* _Record set_:
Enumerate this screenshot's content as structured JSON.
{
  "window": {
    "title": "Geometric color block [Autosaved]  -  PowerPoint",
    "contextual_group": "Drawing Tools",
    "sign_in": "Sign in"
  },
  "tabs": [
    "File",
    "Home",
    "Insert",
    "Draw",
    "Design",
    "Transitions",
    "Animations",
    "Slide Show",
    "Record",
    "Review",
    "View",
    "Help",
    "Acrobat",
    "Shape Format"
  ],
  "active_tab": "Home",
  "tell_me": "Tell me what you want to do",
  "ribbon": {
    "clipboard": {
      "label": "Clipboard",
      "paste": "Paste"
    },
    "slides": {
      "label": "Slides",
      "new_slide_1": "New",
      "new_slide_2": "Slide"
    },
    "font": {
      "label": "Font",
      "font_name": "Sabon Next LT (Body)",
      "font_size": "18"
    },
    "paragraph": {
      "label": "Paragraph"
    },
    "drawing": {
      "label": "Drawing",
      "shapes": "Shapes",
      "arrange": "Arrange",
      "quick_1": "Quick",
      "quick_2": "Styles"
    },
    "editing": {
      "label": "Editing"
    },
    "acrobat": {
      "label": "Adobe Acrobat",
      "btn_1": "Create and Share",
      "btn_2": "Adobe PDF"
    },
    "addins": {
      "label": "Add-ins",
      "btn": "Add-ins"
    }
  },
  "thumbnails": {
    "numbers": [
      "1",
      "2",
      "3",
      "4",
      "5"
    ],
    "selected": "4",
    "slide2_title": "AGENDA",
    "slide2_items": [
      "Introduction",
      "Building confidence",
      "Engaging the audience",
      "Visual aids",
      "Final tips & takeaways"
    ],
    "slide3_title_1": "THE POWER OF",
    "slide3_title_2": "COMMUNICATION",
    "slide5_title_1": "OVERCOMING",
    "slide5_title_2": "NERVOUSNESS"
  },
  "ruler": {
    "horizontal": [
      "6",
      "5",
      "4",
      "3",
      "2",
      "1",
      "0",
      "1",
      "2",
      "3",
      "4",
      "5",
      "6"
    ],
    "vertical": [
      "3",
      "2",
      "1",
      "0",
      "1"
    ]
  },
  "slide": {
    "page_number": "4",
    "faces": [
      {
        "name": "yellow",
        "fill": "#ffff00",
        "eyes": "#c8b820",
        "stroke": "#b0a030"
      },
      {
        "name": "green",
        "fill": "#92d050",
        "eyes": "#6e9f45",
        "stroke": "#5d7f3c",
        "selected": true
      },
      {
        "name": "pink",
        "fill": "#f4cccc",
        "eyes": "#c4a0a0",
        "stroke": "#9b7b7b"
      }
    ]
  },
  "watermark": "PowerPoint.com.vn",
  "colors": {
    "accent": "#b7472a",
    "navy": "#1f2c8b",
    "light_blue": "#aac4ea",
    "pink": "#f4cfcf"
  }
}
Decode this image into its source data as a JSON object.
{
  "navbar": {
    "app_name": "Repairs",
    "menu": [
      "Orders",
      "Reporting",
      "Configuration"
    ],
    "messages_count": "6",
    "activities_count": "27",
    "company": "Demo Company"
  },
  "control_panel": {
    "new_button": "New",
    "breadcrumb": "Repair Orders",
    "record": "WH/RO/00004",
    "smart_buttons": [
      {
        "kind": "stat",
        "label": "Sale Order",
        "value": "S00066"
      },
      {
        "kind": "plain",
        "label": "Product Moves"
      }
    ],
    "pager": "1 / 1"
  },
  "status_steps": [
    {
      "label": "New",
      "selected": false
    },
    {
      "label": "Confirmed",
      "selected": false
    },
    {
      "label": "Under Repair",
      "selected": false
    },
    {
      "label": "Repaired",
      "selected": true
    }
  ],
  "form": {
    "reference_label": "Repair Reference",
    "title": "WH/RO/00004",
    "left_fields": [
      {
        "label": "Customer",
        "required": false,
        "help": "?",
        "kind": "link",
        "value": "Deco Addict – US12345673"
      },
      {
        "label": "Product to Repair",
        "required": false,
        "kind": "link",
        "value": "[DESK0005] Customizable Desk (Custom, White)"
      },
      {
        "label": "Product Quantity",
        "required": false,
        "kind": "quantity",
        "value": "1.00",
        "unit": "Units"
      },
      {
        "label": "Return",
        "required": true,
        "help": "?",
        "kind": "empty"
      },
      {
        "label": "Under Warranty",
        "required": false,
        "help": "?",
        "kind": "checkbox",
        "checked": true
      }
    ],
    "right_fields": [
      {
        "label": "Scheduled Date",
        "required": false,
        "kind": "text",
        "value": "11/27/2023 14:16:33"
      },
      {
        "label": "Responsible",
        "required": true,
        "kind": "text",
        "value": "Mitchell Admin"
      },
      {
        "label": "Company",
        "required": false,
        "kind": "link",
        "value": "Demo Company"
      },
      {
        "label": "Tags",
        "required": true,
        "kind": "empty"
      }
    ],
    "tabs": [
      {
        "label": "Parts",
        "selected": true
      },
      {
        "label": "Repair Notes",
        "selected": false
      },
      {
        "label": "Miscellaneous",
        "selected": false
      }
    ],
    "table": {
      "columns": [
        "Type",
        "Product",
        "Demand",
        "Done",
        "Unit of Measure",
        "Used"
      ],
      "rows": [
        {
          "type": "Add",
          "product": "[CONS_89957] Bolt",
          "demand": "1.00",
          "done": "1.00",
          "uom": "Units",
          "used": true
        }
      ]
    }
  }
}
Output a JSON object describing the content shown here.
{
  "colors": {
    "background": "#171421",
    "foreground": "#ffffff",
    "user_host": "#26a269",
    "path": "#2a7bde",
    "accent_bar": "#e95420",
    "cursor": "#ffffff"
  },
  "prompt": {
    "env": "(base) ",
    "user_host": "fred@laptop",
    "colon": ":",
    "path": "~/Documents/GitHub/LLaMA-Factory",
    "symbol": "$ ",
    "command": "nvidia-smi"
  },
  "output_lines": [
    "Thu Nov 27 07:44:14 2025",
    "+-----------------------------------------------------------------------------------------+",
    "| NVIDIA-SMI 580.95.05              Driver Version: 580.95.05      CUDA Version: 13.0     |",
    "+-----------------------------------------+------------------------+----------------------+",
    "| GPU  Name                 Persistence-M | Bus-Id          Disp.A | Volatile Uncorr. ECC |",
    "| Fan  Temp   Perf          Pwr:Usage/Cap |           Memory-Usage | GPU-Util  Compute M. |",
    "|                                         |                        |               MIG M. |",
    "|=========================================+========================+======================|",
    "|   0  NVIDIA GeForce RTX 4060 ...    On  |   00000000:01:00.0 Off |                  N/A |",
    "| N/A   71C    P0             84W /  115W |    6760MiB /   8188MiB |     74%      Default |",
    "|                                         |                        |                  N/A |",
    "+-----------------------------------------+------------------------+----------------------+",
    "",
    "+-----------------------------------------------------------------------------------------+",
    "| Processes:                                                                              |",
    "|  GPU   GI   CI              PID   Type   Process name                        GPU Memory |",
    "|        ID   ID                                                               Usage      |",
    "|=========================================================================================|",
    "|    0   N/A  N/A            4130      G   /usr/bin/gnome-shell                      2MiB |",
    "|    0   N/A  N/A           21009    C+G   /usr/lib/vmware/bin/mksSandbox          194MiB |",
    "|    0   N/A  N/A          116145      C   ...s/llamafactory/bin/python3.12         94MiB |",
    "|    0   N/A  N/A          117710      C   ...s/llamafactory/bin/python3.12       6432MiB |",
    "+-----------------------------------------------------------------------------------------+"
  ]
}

* _What the task requires_: What is the number of lines in the records that contain the word "Company"? Answer with the number and nothing else.

* _Response to the task_: 3